** BEGIN SOURCE RECORDS **

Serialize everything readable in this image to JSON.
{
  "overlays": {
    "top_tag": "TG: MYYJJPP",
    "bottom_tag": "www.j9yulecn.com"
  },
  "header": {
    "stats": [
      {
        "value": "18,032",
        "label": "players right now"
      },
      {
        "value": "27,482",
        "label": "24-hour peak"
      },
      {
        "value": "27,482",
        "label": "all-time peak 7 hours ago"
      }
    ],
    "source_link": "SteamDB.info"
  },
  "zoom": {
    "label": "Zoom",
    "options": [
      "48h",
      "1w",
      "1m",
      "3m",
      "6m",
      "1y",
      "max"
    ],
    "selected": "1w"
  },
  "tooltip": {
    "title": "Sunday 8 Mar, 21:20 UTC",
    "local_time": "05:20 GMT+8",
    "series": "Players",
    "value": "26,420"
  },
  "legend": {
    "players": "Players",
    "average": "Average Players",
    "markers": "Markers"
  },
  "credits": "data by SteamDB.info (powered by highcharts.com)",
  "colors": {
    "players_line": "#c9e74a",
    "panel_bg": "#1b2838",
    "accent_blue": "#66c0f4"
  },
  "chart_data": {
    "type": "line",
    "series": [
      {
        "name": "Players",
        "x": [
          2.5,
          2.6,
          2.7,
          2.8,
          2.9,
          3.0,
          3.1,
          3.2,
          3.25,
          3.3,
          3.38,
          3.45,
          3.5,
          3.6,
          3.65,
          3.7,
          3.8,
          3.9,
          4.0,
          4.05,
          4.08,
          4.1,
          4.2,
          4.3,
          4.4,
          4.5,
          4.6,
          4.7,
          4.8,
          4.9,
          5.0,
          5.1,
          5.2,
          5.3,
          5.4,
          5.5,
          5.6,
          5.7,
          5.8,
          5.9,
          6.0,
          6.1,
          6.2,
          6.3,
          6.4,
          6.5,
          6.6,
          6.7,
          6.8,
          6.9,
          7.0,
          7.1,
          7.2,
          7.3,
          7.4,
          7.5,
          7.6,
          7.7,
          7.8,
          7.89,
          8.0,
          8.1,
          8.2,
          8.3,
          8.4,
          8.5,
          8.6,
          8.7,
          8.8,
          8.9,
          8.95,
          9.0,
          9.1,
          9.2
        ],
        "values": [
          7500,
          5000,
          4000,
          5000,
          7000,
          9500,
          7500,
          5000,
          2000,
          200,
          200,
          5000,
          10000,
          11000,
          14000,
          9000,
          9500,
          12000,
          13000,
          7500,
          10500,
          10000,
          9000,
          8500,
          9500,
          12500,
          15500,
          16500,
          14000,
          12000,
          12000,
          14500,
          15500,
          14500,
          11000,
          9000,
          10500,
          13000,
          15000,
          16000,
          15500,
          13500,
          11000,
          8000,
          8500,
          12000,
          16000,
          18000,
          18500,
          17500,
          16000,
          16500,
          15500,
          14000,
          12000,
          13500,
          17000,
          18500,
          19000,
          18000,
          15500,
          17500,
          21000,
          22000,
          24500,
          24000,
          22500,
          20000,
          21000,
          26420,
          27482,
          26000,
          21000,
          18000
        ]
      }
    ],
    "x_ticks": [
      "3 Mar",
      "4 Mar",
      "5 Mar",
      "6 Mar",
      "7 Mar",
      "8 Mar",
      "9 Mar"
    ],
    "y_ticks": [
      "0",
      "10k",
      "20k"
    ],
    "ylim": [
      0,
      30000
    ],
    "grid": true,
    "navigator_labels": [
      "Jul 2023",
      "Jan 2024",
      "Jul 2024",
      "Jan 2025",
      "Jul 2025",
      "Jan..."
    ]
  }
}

** END SOURCE RECORDS **

THE EXERCISE: Count every line of the records that holds the string "info". Write only the total.

RESULT OF THE TASK: 2